> THE EXERCISE
Every entry should be repeated exactly. Omit the pictures.

Excerpt from a dataset
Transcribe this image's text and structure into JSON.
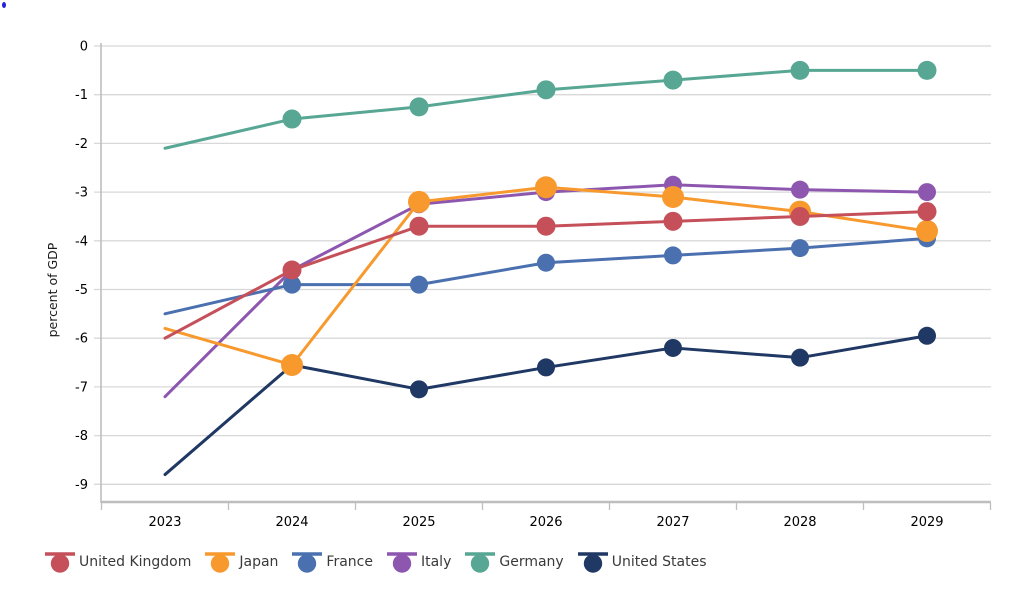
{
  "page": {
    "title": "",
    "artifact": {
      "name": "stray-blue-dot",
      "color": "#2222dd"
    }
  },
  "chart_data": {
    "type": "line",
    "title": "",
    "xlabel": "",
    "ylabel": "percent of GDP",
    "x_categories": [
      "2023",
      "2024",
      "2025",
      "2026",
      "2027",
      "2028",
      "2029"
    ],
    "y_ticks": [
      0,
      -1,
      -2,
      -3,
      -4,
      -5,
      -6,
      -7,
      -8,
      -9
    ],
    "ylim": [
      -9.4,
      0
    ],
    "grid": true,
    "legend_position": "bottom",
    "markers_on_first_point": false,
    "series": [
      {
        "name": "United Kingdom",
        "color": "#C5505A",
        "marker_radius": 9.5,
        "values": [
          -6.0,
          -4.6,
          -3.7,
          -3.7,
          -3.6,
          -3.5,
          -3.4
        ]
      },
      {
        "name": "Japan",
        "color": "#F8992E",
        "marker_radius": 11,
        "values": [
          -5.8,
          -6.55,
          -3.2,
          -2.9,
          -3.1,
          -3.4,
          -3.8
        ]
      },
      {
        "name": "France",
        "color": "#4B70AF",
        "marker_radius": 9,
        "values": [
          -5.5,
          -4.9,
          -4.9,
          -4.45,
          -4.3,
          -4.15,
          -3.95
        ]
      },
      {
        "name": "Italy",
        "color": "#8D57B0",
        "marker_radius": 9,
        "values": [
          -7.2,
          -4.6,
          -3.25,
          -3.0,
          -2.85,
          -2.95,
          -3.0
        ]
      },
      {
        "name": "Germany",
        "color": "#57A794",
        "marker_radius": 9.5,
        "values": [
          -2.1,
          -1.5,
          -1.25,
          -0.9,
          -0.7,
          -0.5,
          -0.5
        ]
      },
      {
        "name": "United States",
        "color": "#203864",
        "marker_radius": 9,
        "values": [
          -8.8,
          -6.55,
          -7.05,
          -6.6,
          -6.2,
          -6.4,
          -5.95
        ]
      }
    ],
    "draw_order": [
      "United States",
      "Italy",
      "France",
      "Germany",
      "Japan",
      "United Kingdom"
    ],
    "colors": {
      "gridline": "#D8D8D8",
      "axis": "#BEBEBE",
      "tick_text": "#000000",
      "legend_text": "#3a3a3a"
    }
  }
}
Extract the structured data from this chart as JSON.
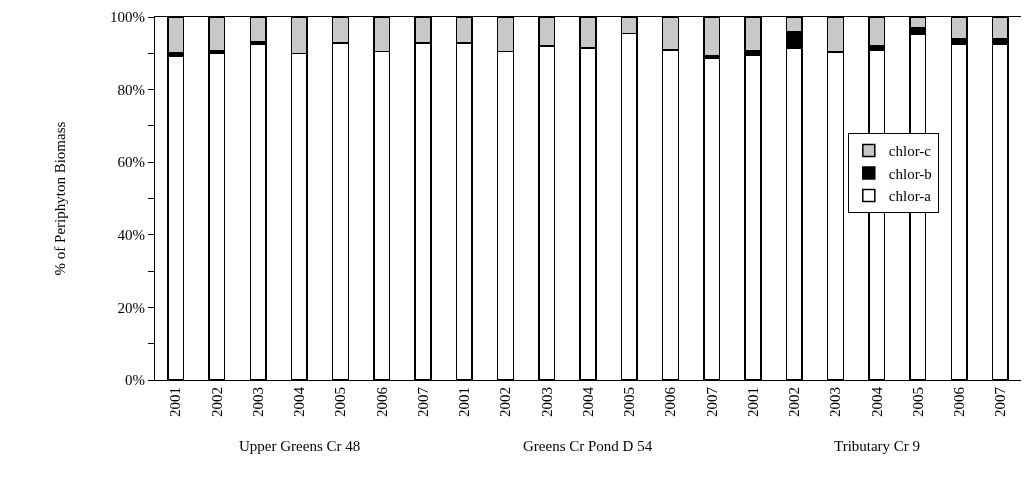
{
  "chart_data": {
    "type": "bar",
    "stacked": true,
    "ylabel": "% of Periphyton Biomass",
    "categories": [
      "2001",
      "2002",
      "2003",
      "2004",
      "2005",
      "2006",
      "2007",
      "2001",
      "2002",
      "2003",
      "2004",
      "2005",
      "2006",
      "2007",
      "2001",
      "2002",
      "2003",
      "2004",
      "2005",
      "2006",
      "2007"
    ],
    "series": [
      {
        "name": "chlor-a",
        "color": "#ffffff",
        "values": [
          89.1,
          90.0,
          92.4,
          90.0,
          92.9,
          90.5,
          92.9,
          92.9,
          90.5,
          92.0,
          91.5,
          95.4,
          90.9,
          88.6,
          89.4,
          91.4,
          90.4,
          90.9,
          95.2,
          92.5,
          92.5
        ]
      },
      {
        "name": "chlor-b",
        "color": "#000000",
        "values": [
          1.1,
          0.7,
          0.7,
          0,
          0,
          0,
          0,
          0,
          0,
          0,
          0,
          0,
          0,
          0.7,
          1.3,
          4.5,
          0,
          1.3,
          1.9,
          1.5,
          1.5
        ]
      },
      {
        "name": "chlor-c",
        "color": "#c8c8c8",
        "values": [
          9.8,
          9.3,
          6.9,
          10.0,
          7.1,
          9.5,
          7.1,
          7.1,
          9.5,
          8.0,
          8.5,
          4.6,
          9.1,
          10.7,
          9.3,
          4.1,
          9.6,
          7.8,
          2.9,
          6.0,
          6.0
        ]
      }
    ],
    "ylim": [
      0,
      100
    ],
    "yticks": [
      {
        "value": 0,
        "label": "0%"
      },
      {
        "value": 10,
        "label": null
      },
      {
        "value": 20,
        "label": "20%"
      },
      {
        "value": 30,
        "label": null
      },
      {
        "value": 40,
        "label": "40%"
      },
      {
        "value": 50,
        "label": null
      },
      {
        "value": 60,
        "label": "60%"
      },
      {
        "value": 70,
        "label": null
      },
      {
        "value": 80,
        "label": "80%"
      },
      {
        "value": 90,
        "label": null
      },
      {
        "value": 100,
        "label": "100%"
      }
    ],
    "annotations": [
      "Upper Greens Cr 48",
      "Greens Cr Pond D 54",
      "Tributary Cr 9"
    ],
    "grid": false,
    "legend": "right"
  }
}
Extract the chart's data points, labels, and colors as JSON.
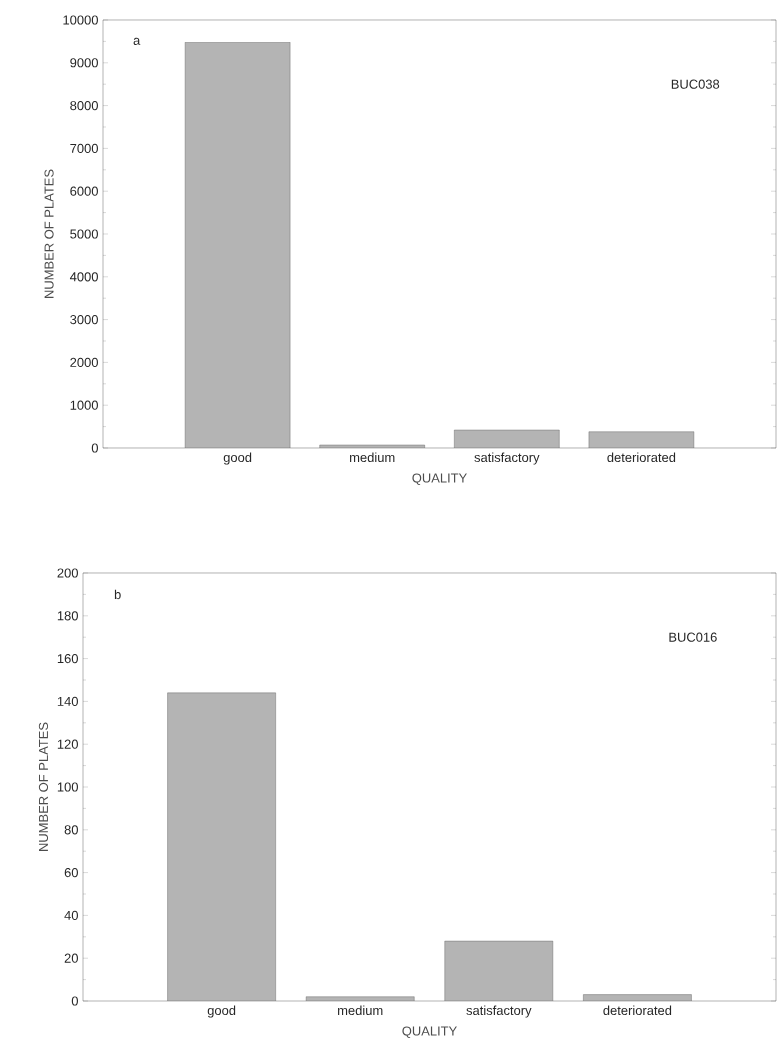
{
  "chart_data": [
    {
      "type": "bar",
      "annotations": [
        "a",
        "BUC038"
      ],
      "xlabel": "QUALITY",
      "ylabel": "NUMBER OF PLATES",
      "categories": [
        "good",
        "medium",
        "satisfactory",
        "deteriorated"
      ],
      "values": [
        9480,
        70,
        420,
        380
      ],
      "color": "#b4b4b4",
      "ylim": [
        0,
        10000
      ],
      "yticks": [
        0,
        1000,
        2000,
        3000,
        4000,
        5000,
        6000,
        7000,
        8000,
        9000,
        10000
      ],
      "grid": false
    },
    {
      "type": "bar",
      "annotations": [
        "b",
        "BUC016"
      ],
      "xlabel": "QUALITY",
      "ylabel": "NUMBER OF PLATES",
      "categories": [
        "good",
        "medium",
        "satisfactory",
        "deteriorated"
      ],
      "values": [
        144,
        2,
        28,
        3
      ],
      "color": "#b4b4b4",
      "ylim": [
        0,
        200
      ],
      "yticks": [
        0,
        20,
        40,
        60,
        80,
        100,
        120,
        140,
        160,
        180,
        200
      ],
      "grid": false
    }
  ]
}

> SOLUTION FOR THIS TASK
Transcribe this image's text and structure into JSON.
{
  "page": {
    "title": "",
    "artifact": {
      "name": "stray-blue-dot",
      "color": "#2222dd"
    }
  },
  "chart_data": {
    "type": "line",
    "title": "",
    "xlabel": "",
    "ylabel": "percent of GDP",
    "x_categories": [
      "2023",
      "2024",
      "2025",
      "2026",
      "2027",
      "2028",
      "2029"
    ],
    "y_ticks": [
      0,
      -1,
      -2,
      -3,
      -4,
      -5,
      -6,
      -7,
      -8,
      -9
    ],
    "ylim": [
      -9.4,
      0
    ],
    "grid": true,
    "legend_position": "bottom",
    "markers_on_first_point": false,
    "series": [
      {
        "name": "United Kingdom",
        "color": "#C5505A",
        "marker_radius": 9.5,
        "values": [
          -6.0,
          -4.6,
          -3.7,
          -3.7,
          -3.6,
          -3.5,
          -3.4
        ]
      },
      {
        "name": "Japan",
        "color": "#F8992E",
        "marker_radius": 11,
        "values": [
          -5.8,
          -6.55,
          -3.2,
          -2.9,
          -3.1,
          -3.4,
          -3.8
        ]
      },
      {
        "name": "France",
        "color": "#4B70AF",
        "marker_radius": 9,
        "values": [
          -5.5,
          -4.9,
          -4.9,
          -4.45,
          -4.3,
          -4.15,
          -3.95
        ]
      },
      {
        "name": "Italy",
        "color": "#8D57B0",
        "marker_radius": 9,
        "values": [
          -7.2,
          -4.6,
          -3.25,
          -3.0,
          -2.85,
          -2.95,
          -3.0
        ]
      },
      {
        "name": "Germany",
        "color": "#57A794",
        "marker_radius": 9.5,
        "values": [
          -2.1,
          -1.5,
          -1.25,
          -0.9,
          -0.7,
          -0.5,
          -0.5
        ]
      },
      {
        "name": "United States",
        "color": "#203864",
        "marker_radius": 9,
        "values": [
          -8.8,
          -6.55,
          -7.05,
          -6.6,
          -6.2,
          -6.4,
          -5.95
        ]
      }
    ],
    "draw_order": [
      "United States",
      "Italy",
      "France",
      "Germany",
      "Japan",
      "United Kingdom"
    ],
    "colors": {
      "gridline": "#D8D8D8",
      "axis": "#BEBEBE",
      "tick_text": "#000000",
      "legend_text": "#3a3a3a"
    }
  }
}
Extract the structured data from this chart as JSON.
{
  "chart_data": {
    "type": "bar",
    "stacked": true,
    "ylabel": "% of Periphyton Biomass",
    "categories": [
      "2001",
      "2002",
      "2003",
      "2004",
      "2005",
      "2006",
      "2007",
      "2001",
      "2002",
      "2003",
      "2004",
      "2005",
      "2006",
      "2007",
      "2001",
      "2002",
      "2003",
      "2004",
      "2005",
      "2006",
      "2007"
    ],
    "series": [
      {
        "name": "chlor-a",
        "color": "#ffffff",
        "values": [
          89.1,
          90.0,
          92.4,
          90.0,
          92.9,
          90.5,
          92.9,
          92.9,
          90.5,
          92.0,
          91.5,
          95.4,
          90.9,
          88.6,
          89.4,
          91.4,
          90.4,
          90.9,
          95.2,
          92.5,
          92.5
        ]
      },
      {
        "name": "chlor-b",
        "color": "#000000",
        "values": [
          1.1,
          0.7,
          0.7,
          0,
          0,
          0,
          0,
          0,
          0,
          0,
          0,
          0,
          0,
          0.7,
          1.3,
          4.5,
          0,
          1.3,
          1.9,
          1.5,
          1.5
        ]
      },
      {
        "name": "chlor-c",
        "color": "#c8c8c8",
        "values": [
          9.8,
          9.3,
          6.9,
          10.0,
          7.1,
          9.5,
          7.1,
          7.1,
          9.5,
          8.0,
          8.5,
          4.6,
          9.1,
          10.7,
          9.3,
          4.1,
          9.6,
          7.8,
          2.9,
          6.0,
          6.0
        ]
      }
    ],
    "ylim": [
      0,
      100
    ],
    "yticks": [
      {
        "value": 0,
        "label": "0%"
      },
      {
        "value": 10,
        "label": null
      },
      {
        "value": 20,
        "label": "20%"
      },
      {
        "value": 30,
        "label": null
      },
      {
        "value": 40,
        "label": "40%"
      },
      {
        "value": 50,
        "label": null
      },
      {
        "value": 60,
        "label": "60%"
      },
      {
        "value": 70,
        "label": null
      },
      {
        "value": 80,
        "label": "80%"
      },
      {
        "value": 90,
        "label": null
      },
      {
        "value": 100,
        "label": "100%"
      }
    ],
    "annotations": [
      "Upper Greens Cr 48",
      "Greens Cr Pond D 54",
      "Tributary Cr 9"
    ],
    "grid": false,
    "legend": "right"
  }
}
Extract the chart's data points, labels, and colors as JSON.
{
  "chart_data": [
    {
      "type": "bar",
      "annotations": [
        "a",
        "BUC038"
      ],
      "xlabel": "QUALITY",
      "ylabel": "NUMBER OF PLATES",
      "categories": [
        "good",
        "medium",
        "satisfactory",
        "deteriorated"
      ],
      "values": [
        9480,
        70,
        420,
        380
      ],
      "color": "#b4b4b4",
      "ylim": [
        0,
        10000
      ],
      "yticks": [
        0,
        1000,
        2000,
        3000,
        4000,
        5000,
        6000,
        7000,
        8000,
        9000,
        10000
      ],
      "grid": false
    },
    {
      "type": "bar",
      "annotations": [
        "b",
        "BUC016"
      ],
      "xlabel": "QUALITY",
      "ylabel": "NUMBER OF PLATES",
      "categories": [
        "good",
        "medium",
        "satisfactory",
        "deteriorated"
      ],
      "values": [
        144,
        2,
        28,
        3
      ],
      "color": "#b4b4b4",
      "ylim": [
        0,
        200
      ],
      "yticks": [
        0,
        20,
        40,
        60,
        80,
        100,
        120,
        140,
        160,
        180,
        200
      ],
      "grid": false
    }
  ]
}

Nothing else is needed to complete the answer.